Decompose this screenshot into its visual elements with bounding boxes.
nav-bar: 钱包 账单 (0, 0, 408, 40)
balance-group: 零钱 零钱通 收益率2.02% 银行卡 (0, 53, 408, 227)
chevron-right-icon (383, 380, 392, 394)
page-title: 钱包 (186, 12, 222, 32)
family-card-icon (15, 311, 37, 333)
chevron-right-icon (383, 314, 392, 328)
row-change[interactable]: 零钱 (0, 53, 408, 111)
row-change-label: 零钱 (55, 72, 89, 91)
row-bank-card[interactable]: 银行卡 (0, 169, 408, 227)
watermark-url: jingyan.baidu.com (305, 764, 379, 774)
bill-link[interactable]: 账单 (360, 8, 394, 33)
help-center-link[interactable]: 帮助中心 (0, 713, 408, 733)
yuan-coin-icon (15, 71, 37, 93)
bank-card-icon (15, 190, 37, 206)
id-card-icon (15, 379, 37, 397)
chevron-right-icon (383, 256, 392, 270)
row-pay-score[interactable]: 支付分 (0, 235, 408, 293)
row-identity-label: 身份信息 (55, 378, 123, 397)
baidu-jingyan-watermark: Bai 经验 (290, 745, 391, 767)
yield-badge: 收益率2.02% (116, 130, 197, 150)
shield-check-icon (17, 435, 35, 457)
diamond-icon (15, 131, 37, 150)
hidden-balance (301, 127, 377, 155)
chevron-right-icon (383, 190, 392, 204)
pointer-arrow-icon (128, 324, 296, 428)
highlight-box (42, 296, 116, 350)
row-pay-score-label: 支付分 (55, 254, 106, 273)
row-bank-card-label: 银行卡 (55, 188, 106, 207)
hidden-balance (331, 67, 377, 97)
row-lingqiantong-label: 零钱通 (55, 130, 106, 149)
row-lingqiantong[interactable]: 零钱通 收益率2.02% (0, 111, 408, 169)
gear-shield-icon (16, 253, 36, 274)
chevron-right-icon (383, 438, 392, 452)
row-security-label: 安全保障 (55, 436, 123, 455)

========================

## DIRECTIVE:
Reproduce the records above, changing every "chevron-right-icon" to "caret-right-icon" and leaving everything else as it is.

## EXPECTED OUTPUT:
Decompose this screenshot into its visual elements with bounding boxes.
nav-bar: 钱包 账单 (0, 0, 408, 40)
balance-group: 零钱 零钱通 收益率2.02% 银行卡 (0, 53, 408, 227)
caret-right-icon (383, 380, 392, 394)
page-title: 钱包 (186, 12, 222, 32)
family-card-icon (15, 311, 37, 333)
caret-right-icon (383, 314, 392, 328)
row-change[interactable]: 零钱 (0, 53, 408, 111)
row-change-label: 零钱 (55, 72, 89, 91)
row-bank-card[interactable]: 银行卡 (0, 169, 408, 227)
watermark-url: jingyan.baidu.com (305, 764, 379, 774)
bill-link[interactable]: 账单 (360, 8, 394, 33)
help-center-link[interactable]: 帮助中心 (0, 713, 408, 733)
yuan-coin-icon (15, 71, 37, 93)
bank-card-icon (15, 190, 37, 206)
id-card-icon (15, 379, 37, 397)
caret-right-icon (383, 256, 392, 270)
row-pay-score[interactable]: 支付分 (0, 235, 408, 293)
row-identity-label: 身份信息 (55, 378, 123, 397)
baidu-jingyan-watermark: Bai 经验 (290, 745, 391, 767)
yield-badge: 收益率2.02% (116, 130, 197, 150)
shield-check-icon (17, 435, 35, 457)
diamond-icon (15, 131, 37, 150)
hidden-balance (301, 127, 377, 155)
caret-right-icon (383, 190, 392, 204)
pointer-arrow-icon (128, 324, 296, 428)
highlight-box (42, 296, 116, 350)
row-pay-score-label: 支付分 (55, 254, 106, 273)
row-bank-card-label: 银行卡 (55, 188, 106, 207)
hidden-balance (331, 67, 377, 97)
row-lingqiantong-label: 零钱通 (55, 130, 106, 149)
row-lingqiantong[interactable]: 零钱通 收益率2.02% (0, 111, 408, 169)
gear-shield-icon (16, 253, 36, 274)
caret-right-icon (383, 438, 392, 452)
row-security-label: 安全保障 (55, 436, 123, 455)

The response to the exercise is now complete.